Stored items
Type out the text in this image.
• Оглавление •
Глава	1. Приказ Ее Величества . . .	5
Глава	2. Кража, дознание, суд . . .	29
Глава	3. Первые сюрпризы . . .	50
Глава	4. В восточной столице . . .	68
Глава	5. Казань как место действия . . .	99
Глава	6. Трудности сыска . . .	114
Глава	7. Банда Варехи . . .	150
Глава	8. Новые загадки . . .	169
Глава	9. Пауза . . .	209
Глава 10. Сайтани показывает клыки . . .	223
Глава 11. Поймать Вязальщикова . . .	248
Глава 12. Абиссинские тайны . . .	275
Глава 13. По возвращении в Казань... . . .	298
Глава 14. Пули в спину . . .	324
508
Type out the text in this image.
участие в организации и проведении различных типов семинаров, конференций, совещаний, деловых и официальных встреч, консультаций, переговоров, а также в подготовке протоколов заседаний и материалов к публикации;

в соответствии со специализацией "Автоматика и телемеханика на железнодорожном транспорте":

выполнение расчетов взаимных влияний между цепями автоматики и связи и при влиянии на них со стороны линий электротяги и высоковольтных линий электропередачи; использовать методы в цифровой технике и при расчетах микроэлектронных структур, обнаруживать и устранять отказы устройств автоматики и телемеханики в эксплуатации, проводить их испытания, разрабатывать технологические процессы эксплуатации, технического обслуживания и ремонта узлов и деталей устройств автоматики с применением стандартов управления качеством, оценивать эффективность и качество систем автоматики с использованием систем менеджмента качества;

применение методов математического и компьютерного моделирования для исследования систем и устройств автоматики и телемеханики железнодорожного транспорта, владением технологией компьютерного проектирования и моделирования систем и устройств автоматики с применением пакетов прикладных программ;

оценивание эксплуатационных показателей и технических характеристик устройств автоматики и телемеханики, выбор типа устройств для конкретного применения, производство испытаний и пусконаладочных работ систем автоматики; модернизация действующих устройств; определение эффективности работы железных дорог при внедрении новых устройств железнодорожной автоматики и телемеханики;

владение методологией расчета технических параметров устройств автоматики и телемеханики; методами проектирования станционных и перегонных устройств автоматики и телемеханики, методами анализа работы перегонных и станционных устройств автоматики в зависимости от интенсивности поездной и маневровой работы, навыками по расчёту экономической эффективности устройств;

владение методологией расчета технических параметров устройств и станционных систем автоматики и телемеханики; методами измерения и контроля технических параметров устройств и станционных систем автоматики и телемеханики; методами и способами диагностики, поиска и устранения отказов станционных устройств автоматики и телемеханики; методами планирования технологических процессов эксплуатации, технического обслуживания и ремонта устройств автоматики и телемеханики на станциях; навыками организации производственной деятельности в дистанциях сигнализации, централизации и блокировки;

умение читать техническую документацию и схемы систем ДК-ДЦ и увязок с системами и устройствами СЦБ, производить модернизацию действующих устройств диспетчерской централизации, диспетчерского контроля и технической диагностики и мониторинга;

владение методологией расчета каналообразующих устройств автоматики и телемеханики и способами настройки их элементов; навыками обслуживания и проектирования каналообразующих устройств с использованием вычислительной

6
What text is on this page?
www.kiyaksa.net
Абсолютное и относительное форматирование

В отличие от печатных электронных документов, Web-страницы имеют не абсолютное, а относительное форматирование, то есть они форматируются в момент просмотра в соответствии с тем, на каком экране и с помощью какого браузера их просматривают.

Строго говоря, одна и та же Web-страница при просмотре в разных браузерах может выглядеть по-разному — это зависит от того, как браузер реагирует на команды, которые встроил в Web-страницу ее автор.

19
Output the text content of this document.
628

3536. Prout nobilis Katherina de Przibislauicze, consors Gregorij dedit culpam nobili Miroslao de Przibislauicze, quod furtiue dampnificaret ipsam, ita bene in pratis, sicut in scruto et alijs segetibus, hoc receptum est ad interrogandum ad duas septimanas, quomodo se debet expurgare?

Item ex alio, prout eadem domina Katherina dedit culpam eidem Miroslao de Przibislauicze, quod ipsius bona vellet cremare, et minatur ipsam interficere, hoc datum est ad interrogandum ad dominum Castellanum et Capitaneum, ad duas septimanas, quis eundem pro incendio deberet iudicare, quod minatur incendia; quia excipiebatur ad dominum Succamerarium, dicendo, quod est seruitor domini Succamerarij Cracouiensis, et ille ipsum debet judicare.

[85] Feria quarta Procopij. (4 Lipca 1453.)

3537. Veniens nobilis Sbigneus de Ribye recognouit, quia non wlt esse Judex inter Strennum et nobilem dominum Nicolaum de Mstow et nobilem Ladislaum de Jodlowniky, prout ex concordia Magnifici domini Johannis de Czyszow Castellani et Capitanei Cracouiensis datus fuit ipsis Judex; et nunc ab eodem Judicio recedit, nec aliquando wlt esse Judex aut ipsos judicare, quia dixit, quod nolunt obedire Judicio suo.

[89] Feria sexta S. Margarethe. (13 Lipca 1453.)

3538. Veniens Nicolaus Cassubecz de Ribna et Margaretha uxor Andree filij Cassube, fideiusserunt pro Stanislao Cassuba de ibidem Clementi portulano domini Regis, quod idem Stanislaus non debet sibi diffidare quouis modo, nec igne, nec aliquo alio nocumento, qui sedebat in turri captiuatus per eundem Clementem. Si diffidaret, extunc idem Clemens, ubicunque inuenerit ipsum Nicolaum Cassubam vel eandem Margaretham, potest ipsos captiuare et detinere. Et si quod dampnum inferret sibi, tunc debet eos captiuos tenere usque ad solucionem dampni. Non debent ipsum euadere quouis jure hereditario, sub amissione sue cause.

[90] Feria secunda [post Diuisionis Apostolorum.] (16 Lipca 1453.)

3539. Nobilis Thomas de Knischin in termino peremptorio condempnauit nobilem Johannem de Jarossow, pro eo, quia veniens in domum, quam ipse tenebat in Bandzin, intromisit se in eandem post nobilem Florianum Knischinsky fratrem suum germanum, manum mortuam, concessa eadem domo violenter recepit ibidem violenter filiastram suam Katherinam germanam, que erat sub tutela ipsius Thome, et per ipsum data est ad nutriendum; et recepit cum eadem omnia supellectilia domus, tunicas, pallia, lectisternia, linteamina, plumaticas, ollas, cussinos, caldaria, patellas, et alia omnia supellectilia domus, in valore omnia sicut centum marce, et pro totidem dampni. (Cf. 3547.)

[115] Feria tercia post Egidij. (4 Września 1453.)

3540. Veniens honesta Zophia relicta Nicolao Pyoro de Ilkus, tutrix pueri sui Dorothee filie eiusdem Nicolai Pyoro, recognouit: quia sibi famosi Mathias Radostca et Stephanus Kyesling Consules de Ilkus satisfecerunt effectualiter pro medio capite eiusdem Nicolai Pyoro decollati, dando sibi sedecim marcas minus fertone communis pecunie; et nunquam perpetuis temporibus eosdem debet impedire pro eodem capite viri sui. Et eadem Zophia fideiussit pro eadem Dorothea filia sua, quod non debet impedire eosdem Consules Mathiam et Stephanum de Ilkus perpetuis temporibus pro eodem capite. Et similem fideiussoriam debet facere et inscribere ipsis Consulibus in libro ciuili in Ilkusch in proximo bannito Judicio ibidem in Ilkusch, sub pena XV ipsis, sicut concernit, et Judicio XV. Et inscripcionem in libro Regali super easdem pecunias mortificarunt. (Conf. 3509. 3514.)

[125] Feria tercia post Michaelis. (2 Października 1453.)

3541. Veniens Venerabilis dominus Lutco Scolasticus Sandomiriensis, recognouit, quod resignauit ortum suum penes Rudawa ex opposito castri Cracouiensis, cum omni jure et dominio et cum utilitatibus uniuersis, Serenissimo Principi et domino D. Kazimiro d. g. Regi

* _Required task_: Copy every line that contains the string "Cracouiensis".

* _Answer for this exercise_:
Item ex alio, prout eadem domina Katherina dedit culpam eidem Miroslao de Przibislauicze, quod ipsius bona vellet cremare, et minatur ipsam interficere, hoc datum est ad interrogandum ad dominum Castellanum et Capitaneum, ad duas septimanas, quis eundem pro incendio deberet iudicare, quod minatur incendia; quia excipiebatur ad dominum Succamerarium, dicendo, quod est seruitor domini Succamerarij Cracouiensis, et ille ipsum debet judicare.
3537. Veniens nobilis Sbigneus de Ribye recognouit, quia non wlt esse Judex inter Strennum et nobilem dominum Nicolaum de Mstow et nobilem Ladislaum de Jodlowniky, prout ex concordia Magnifici domini Johannis de Czyszow Castellani et Capitanei Cracouiensis datus fuit ipsis Judex; et nunc ab eodem Judicio recedit, nec aliquando wlt esse Judex aut ipsos judicare, quia dixit, quod nolunt obedire Judicio suo.
3541. Veniens Venerabilis dominus Lutco Scolasticus Sandomiriensis, recognouit, quod resignauit ortum suum penes Rudawa ex opposito castri Cracouiensis, cum omni jure et dominio et cum utilitatibus uniuersis, Serenissimo Principi et domino D. Kazimiro d. g. Regi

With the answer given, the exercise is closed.